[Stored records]
--------------------------------------------------

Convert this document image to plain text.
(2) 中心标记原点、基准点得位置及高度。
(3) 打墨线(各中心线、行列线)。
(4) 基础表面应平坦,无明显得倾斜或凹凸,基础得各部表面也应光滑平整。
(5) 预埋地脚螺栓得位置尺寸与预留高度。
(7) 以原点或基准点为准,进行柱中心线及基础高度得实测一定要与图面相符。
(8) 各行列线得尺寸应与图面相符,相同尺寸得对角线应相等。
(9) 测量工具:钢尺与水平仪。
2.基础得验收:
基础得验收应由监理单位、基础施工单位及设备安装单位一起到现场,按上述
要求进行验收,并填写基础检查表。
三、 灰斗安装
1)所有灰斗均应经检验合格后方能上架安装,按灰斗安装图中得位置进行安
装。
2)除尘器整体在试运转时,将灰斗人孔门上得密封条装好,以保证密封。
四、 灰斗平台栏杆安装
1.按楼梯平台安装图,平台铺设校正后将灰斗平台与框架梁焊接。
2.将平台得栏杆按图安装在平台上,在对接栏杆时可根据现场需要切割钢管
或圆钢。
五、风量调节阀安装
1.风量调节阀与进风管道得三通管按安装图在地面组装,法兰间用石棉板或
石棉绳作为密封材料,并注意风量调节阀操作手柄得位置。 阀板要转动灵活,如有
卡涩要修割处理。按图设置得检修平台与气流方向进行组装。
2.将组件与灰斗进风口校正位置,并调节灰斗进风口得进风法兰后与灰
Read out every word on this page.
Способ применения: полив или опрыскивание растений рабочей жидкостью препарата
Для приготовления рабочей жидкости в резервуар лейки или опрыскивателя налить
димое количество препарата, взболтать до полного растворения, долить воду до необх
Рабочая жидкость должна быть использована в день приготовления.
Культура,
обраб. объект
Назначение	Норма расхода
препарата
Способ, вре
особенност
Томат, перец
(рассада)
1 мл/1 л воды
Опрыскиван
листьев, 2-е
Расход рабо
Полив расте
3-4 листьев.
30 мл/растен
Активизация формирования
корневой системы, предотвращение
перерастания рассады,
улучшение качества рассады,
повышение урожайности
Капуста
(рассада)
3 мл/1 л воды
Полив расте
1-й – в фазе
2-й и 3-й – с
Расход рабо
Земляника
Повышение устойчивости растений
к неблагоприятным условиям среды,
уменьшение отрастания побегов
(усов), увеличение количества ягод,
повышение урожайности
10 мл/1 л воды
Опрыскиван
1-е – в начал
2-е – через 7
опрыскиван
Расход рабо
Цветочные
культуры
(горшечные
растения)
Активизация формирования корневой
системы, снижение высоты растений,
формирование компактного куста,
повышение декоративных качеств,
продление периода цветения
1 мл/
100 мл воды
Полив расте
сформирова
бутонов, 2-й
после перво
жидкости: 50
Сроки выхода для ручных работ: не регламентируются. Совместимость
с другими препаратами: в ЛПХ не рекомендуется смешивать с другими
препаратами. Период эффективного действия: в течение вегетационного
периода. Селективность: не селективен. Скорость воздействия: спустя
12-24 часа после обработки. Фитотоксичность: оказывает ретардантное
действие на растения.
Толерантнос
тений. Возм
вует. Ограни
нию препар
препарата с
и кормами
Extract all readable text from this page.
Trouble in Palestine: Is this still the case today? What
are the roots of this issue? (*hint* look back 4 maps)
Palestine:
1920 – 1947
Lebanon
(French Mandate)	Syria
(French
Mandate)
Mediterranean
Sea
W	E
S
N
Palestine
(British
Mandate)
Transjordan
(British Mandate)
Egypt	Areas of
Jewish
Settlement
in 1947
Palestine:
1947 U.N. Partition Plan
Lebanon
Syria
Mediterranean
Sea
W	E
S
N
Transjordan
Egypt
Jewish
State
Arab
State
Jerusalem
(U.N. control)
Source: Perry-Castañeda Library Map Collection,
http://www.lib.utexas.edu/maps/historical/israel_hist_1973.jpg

--------------------------------------------------

▶ _Written problem_: Isolate the lines above that contain the word "Palestine" and copy them.

▶ _Result of the task_:
Trouble in Palestine: Is this still the case today? What
Palestine:
Palestine
Palestine:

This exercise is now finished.